Task brief:
All of the records listed below should be retyped exactly.

Data in this exercise:
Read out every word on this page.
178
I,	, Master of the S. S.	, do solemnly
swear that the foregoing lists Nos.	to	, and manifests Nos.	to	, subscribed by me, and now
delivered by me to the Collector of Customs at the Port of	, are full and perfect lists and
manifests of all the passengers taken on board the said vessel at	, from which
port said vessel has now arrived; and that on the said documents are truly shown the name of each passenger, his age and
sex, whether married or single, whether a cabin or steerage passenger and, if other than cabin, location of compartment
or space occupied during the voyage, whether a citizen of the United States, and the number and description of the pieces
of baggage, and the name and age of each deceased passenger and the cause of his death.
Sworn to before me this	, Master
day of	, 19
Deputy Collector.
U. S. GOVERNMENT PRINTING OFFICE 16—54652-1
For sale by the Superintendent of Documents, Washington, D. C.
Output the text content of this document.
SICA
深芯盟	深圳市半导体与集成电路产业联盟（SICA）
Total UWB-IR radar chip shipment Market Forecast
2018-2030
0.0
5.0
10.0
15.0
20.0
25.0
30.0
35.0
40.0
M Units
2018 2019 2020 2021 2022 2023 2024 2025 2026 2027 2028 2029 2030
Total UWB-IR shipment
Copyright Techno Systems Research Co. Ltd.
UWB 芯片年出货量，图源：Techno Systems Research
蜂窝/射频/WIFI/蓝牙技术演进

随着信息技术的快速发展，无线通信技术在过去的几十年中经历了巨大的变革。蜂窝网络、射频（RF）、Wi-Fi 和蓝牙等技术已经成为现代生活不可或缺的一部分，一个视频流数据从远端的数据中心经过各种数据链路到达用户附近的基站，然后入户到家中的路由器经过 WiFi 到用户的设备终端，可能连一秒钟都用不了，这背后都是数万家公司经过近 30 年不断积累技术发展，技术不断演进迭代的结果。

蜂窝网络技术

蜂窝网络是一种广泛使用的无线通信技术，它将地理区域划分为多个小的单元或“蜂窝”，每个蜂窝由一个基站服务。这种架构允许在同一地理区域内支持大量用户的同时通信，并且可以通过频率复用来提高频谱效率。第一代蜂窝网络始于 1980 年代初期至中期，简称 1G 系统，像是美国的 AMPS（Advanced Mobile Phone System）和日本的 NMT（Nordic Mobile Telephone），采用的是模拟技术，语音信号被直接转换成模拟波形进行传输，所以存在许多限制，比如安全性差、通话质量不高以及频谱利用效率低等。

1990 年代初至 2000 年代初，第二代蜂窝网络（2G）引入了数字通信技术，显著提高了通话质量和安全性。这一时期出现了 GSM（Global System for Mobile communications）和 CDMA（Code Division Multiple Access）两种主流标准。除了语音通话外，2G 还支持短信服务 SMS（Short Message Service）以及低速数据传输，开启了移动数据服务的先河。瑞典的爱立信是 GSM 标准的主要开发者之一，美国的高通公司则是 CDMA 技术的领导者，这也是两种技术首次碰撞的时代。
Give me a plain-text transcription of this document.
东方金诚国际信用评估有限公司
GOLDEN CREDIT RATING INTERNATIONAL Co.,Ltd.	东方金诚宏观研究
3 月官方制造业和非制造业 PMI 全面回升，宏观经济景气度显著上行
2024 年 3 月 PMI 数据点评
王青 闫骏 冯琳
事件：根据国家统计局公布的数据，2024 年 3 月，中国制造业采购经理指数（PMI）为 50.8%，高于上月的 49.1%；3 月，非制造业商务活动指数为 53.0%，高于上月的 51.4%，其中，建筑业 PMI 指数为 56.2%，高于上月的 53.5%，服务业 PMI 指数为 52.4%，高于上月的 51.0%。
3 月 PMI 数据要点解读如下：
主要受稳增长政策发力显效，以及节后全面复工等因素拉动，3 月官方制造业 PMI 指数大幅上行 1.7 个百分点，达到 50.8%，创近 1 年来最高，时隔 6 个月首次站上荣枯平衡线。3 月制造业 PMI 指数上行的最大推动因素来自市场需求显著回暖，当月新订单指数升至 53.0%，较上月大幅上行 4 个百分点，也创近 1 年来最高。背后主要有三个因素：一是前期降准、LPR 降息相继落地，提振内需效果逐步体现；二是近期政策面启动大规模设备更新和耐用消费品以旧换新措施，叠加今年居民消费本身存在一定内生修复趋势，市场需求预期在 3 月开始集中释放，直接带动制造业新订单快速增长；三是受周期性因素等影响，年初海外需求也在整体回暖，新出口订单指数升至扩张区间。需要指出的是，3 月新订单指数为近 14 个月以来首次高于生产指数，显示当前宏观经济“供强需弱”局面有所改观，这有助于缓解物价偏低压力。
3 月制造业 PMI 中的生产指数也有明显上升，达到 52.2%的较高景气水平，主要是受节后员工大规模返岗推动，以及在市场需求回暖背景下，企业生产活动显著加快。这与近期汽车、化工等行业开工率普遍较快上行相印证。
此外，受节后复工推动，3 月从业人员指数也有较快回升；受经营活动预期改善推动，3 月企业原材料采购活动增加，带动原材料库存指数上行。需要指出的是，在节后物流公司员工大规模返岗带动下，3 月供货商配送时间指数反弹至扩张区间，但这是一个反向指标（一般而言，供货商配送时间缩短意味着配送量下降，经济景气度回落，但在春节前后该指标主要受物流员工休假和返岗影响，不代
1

Answer:
Read out every word on this page.
178
I,	, Master of the S. S.	, do solemnly
swear that the foregoing lists Nos.	to	, and manifests Nos.	to	, subscribed by me, and now
delivered by me to the Collector of Customs at the Port of	, are full and perfect lists and
manifests of all the passengers taken on board the said vessel at	, from which
port said vessel has now arrived; and that on the said documents are truly shown the name of each passenger, his age and
sex, whether married or single, whether a cabin or steerage passenger and, if other than cabin, location of compartment
or space occupied during the voyage, whether a citizen of the United States, and the number and description of the pieces
of baggage, and the name and age of each deceased passenger and the cause of his death.
Sworn to before me this	, Master
day of	, 19
Deputy Collector.
U. S. GOVERNMENT PRINTING OFFICE 16—54652-1
For sale by the Superintendent of Documents, Washington, D. C.
Output the text content of this document.
SICA
深芯盟	深圳市半导体与集成电路产业联盟（SICA）
Total UWB-IR radar chip shipment Market Forecast
2018-2030
0.0
5.0
10.0
15.0
20.0
25.0
30.0
35.0
40.0
M Units
2018 2019 2020 2021 2022 2023 2024 2025 2026 2027 2028 2029 2030
Total UWB-IR shipment
Copyright Techno Systems Research Co. Ltd.
UWB 芯片年出货量，图源：Techno Systems Research
蜂窝/射频/WIFI/蓝牙技术演进

随着信息技术的快速发展，无线通信技术在过去的几十年中经历了巨大的变革。蜂窝网络、射频（RF）、Wi-Fi 和蓝牙等技术已经成为现代生活不可或缺的一部分，一个视频流数据从远端的数据中心经过各种数据链路到达用户附近的基站，然后入户到家中的路由器经过 WiFi 到用户的设备终端，可能连一秒钟都用不了，这背后都是数万家公司经过近 30 年不断积累技术发展，技术不断演进迭代的结果。

蜂窝网络技术

蜂窝网络是一种广泛使用的无线通信技术，它将地理区域划分为多个小的单元或“蜂窝”，每个蜂窝由一个基站服务。这种架构允许在同一地理区域内支持大量用户的同时通信，并且可以通过频率复用来提高频谱效率。第一代蜂窝网络始于 1980 年代初期至中期，简称 1G 系统，像是美国的 AMPS（Advanced Mobile Phone System）和日本的 NMT（Nordic Mobile Telephone），采用的是模拟技术，语音信号被直接转换成模拟波形进行传输，所以存在许多限制，比如安全性差、通话质量不高以及频谱利用效率低等。

1990 年代初至 2000 年代初，第二代蜂窝网络（2G）引入了数字通信技术，显著提高了通话质量和安全性。这一时期出现了 GSM（Global System for Mobile communications）和 CDMA（Code Division Multiple Access）两种主流标准。除了语音通话外，2G 还支持短信服务 SMS（Short Message Service）以及低速数据传输，开启了移动数据服务的先河。瑞典的爱立信是 GSM 标准的主要开发者之一，美国的高通公司则是 CDMA 技术的领导者，这也是两种技术首次碰撞的时代。
Give me a plain-text transcription of this document.
东方金诚国际信用评估有限公司
GOLDEN CREDIT RATING INTERNATIONAL Co.,Ltd.	东方金诚宏观研究
3 月官方制造业和非制造业 PMI 全面回升，宏观经济景气度显著上行
2024 年 3 月 PMI 数据点评
王青 闫骏 冯琳
事件：根据国家统计局公布的数据，2024 年 3 月，中国制造业采购经理指数（PMI）为 50.8%，高于上月的 49.1%；3 月，非制造业商务活动指数为 53.0%，高于上月的 51.4%，其中，建筑业 PMI 指数为 56.2%，高于上月的 53.5%，服务业 PMI 指数为 52.4%，高于上月的 51.0%。
3 月 PMI 数据要点解读如下：
主要受稳增长政策发力显效，以及节后全面复工等因素拉动，3 月官方制造业 PMI 指数大幅上行 1.7 个百分点，达到 50.8%，创近 1 年来最高，时隔 6 个月首次站上荣枯平衡线。3 月制造业 PMI 指数上行的最大推动因素来自市场需求显著回暖，当月新订单指数升至 53.0%，较上月大幅上行 4 个百分点，也创近 1 年来最高。背后主要有三个因素：一是前期降准、LPR 降息相继落地，提振内需效果逐步体现；二是近期政策面启动大规模设备更新和耐用消费品以旧换新措施，叠加今年居民消费本身存在一定内生修复趋势，市场需求预期在 3 月开始集中释放，直接带动制造业新订单快速增长；三是受周期性因素等影响，年初海外需求也在整体回暖，新出口订单指数升至扩张区间。需要指出的是，3 月新订单指数为近 14 个月以来首次高于生产指数，显示当前宏观经济“供强需弱”局面有所改观，这有助于缓解物价偏低压力。
3 月制造业 PMI 中的生产指数也有明显上升，达到 52.2%的较高景气水平，主要是受节后员工大规模返岗推动，以及在市场需求回暖背景下，企业生产活动显著加快。这与近期汽车、化工等行业开工率普遍较快上行相印证。
此外，受节后复工推动，3 月从业人员指数也有较快回升；受经营活动预期改善推动，3 月企业原材料采购活动增加，带动原材料库存指数上行。需要指出的是，在节后物流公司员工大规模返岗带动下，3 月供货商配送时间指数反弹至扩张区间，但这是一个反向指标（一般而言，供货商配送时间缩短意味着配送量下降，经济景气度回落，但在春节前后该指标主要受物流员工休假和返岗影响，不代
1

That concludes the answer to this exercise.